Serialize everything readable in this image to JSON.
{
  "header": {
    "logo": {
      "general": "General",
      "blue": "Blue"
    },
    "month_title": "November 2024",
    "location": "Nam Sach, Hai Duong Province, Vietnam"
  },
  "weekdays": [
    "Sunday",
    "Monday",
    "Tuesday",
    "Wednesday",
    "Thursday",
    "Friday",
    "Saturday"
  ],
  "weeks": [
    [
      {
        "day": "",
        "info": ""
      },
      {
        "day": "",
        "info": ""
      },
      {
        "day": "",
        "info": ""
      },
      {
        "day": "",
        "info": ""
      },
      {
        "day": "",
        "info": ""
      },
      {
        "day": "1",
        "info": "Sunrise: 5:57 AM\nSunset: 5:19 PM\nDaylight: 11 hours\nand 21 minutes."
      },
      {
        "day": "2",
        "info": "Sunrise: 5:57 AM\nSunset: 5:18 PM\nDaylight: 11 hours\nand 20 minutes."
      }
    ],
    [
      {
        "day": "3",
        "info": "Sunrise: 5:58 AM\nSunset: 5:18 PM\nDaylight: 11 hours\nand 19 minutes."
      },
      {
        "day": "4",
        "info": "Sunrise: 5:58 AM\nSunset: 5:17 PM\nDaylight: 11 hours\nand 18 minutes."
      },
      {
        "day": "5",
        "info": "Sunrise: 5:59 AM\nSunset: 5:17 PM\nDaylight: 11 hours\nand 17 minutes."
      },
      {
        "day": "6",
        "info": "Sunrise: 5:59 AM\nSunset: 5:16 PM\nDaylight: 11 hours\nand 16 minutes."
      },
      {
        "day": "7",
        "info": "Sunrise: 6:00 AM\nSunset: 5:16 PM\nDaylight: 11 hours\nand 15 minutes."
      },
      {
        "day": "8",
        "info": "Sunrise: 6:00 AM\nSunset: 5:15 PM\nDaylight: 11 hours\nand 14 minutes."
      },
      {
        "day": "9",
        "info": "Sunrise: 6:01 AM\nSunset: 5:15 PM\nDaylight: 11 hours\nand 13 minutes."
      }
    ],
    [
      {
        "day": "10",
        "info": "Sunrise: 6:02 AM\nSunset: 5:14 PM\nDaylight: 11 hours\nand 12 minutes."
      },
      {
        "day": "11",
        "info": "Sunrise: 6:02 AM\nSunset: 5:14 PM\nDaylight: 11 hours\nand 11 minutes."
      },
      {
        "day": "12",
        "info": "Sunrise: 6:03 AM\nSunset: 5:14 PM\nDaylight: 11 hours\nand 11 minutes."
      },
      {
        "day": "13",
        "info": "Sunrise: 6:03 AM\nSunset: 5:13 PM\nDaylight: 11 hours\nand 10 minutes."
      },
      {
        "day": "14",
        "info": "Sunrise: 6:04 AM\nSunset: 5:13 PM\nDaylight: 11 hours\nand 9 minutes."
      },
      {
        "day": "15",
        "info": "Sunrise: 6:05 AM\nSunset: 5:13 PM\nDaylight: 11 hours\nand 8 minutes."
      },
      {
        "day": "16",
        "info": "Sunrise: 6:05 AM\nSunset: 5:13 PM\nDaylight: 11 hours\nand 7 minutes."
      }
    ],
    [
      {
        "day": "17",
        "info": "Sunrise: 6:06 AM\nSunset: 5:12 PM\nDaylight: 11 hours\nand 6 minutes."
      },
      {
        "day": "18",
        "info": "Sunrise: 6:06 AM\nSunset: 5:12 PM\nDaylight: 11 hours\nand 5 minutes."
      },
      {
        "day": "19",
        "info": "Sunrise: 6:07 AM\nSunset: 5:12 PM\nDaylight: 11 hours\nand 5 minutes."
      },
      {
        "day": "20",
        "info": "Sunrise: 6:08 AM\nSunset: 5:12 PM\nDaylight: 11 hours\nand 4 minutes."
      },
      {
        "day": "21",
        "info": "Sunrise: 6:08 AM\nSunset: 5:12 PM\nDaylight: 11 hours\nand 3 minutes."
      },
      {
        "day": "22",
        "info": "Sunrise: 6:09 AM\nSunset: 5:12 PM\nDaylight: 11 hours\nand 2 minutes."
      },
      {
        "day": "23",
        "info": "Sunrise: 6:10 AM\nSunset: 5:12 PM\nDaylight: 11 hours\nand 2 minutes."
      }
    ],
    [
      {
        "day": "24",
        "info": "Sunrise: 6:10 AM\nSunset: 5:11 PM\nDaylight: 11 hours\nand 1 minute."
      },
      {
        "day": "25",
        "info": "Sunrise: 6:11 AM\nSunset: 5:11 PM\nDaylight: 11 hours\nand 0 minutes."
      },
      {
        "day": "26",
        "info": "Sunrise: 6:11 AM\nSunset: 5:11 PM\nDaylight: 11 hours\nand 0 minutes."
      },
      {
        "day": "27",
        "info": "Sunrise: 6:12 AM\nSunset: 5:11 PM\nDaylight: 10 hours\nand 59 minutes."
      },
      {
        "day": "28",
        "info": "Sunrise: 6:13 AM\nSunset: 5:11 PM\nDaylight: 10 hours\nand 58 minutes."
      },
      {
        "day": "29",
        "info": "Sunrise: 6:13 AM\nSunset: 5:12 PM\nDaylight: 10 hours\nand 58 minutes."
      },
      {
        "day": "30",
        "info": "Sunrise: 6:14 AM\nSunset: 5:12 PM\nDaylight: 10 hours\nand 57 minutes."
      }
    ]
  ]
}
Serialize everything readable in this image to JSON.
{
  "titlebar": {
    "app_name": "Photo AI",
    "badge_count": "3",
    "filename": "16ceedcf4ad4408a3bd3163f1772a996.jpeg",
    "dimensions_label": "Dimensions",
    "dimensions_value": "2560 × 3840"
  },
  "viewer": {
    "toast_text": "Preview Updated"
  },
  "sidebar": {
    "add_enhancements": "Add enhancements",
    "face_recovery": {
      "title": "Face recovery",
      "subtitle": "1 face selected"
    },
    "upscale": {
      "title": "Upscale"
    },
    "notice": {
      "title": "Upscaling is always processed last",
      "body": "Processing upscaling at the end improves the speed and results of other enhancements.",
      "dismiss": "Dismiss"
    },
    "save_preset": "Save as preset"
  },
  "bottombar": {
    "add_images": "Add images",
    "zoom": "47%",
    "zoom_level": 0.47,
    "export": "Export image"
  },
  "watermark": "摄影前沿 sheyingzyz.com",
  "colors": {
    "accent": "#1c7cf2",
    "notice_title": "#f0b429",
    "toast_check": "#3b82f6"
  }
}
________________
Stated problem: Copy the material above verbatim.

Answer for the task:
Serialize everything readable in this image to JSON.
{
  "header": {
    "logo": {
      "general": "General",
      "blue": "Blue"
    },
    "month_title": "November 2024",
    "location": "Nam Sach, Hai Duong Province, Vietnam"
  },
  "weekdays": [
    "Sunday",
    "Monday",
    "Tuesday",
    "Wednesday",
    "Thursday",
    "Friday",
    "Saturday"
  ],
  "weeks": [
    [
      {
        "day": "",
        "info": ""
      },
      {
        "day": "",
        "info": ""
      },
      {
        "day": "",
        "info": ""
      },
      {
        "day": "",
        "info": ""
      },
      {
        "day": "",
        "info": ""
      },
      {
        "day": "1",
        "info": "Sunrise: 5:57 AM\nSunset: 5:19 PM\nDaylight: 11 hours\nand 21 minutes."
      },
      {
        "day": "2",
        "info": "Sunrise: 5:57 AM\nSunset: 5:18 PM\nDaylight: 11 hours\nand 20 minutes."
      }
    ],
    [
      {
        "day": "3",
        "info": "Sunrise: 5:58 AM\nSunset: 5:18 PM\nDaylight: 11 hours\nand 19 minutes."
      },
      {
        "day": "4",
        "info": "Sunrise: 5:58 AM\nSunset: 5:17 PM\nDaylight: 11 hours\nand 18 minutes."
      },
      {
        "day": "5",
        "info": "Sunrise: 5:59 AM\nSunset: 5:17 PM\nDaylight: 11 hours\nand 17 minutes."
      },
      {
        "day": "6",
        "info": "Sunrise: 5:59 AM\nSunset: 5:16 PM\nDaylight: 11 hours\nand 16 minutes."
      },
      {
        "day": "7",
        "info": "Sunrise: 6:00 AM\nSunset: 5:16 PM\nDaylight: 11 hours\nand 15 minutes."
      },
      {
        "day": "8",
        "info": "Sunrise: 6:00 AM\nSunset: 5:15 PM\nDaylight: 11 hours\nand 14 minutes."
      },
      {
        "day": "9",
        "info": "Sunrise: 6:01 AM\nSunset: 5:15 PM\nDaylight: 11 hours\nand 13 minutes."
      }
    ],
    [
      {
        "day": "10",
        "info": "Sunrise: 6:02 AM\nSunset: 5:14 PM\nDaylight: 11 hours\nand 12 minutes."
      },
      {
        "day": "11",
        "info": "Sunrise: 6:02 AM\nSunset: 5:14 PM\nDaylight: 11 hours\nand 11 minutes."
      },
      {
        "day": "12",
        "info": "Sunrise: 6:03 AM\nSunset: 5:14 PM\nDaylight: 11 hours\nand 11 minutes."
      },
      {
        "day": "13",
        "info": "Sunrise: 6:03 AM\nSunset: 5:13 PM\nDaylight: 11 hours\nand 10 minutes."
      },
      {
        "day": "14",
        "info": "Sunrise: 6:04 AM\nSunset: 5:13 PM\nDaylight: 11 hours\nand 9 minutes."
      },
      {
        "day": "15",
        "info": "Sunrise: 6:05 AM\nSunset: 5:13 PM\nDaylight: 11 hours\nand 8 minutes."
      },
      {
        "day": "16",
        "info": "Sunrise: 6:05 AM\nSunset: 5:13 PM\nDaylight: 11 hours\nand 7 minutes."
      }
    ],
    [
      {
        "day": "17",
        "info": "Sunrise: 6:06 AM\nSunset: 5:12 PM\nDaylight: 11 hours\nand 6 minutes."
      },
      {
        "day": "18",
        "info": "Sunrise: 6:06 AM\nSunset: 5:12 PM\nDaylight: 11 hours\nand 5 minutes."
      },
      {
        "day": "19",
        "info": "Sunrise: 6:07 AM\nSunset: 5:12 PM\nDaylight: 11 hours\nand 5 minutes."
      },
      {
        "day": "20",
        "info": "Sunrise: 6:08 AM\nSunset: 5:12 PM\nDaylight: 11 hours\nand 4 minutes."
      },
      {
        "day": "21",
        "info": "Sunrise: 6:08 AM\nSunset: 5:12 PM\nDaylight: 11 hours\nand 3 minutes."
      },
      {
        "day": "22",
        "info": "Sunrise: 6:09 AM\nSunset: 5:12 PM\nDaylight: 11 hours\nand 2 minutes."
      },
      {
        "day": "23",
        "info": "Sunrise: 6:10 AM\nSunset: 5:12 PM\nDaylight: 11 hours\nand 2 minutes."
      }
    ],
    [
      {
        "day": "24",
        "info": "Sunrise: 6:10 AM\nSunset: 5:11 PM\nDaylight: 11 hours\nand 1 minute."
      },
      {
        "day": "25",
        "info": "Sunrise: 6:11 AM\nSunset: 5:11 PM\nDaylight: 11 hours\nand 0 minutes."
      },
      {
        "day": "26",
        "info": "Sunrise: 6:11 AM\nSunset: 5:11 PM\nDaylight: 11 hours\nand 0 minutes."
      },
      {
        "day": "27",
        "info": "Sunrise: 6:12 AM\nSunset: 5:11 PM\nDaylight: 10 hours\nand 59 minutes."
      },
      {
        "day": "28",
        "info": "Sunrise: 6:13 AM\nSunset: 5:11 PM\nDaylight: 10 hours\nand 58 minutes."
      },
      {
        "day": "29",
        "info": "Sunrise: 6:13 AM\nSunset: 5:12 PM\nDaylight: 10 hours\nand 58 minutes."
      },
      {
        "day": "30",
        "info": "Sunrise: 6:14 AM\nSunset: 5:12 PM\nDaylight: 10 hours\nand 57 minutes."
      }
    ]
  ]
}
Serialize everything readable in this image to JSON.
{
  "titlebar": {
    "app_name": "Photo AI",
    "badge_count": "3",
    "filename": "16ceedcf4ad4408a3bd3163f1772a996.jpeg",
    "dimensions_label": "Dimensions",
    "dimensions_value": "2560 × 3840"
  },
  "viewer": {
    "toast_text": "Preview Updated"
  },
  "sidebar": {
    "add_enhancements": "Add enhancements",
    "face_recovery": {
      "title": "Face recovery",
      "subtitle": "1 face selected"
    },
    "upscale": {
      "title": "Upscale"
    },
    "notice": {
      "title": "Upscaling is always processed last",
      "body": "Processing upscaling at the end improves the speed and results of other enhancements.",
      "dismiss": "Dismiss"
    },
    "save_preset": "Save as preset"
  },
  "bottombar": {
    "add_images": "Add images",
    "zoom": "47%",
    "zoom_level": 0.47,
    "export": "Export image"
  },
  "watermark": "摄影前沿 sheyingzyz.com",
  "colors": {
    "accent": "#1c7cf2",
    "notice_title": "#f0b429",
    "toast_check": "#3b82f6"
  }
}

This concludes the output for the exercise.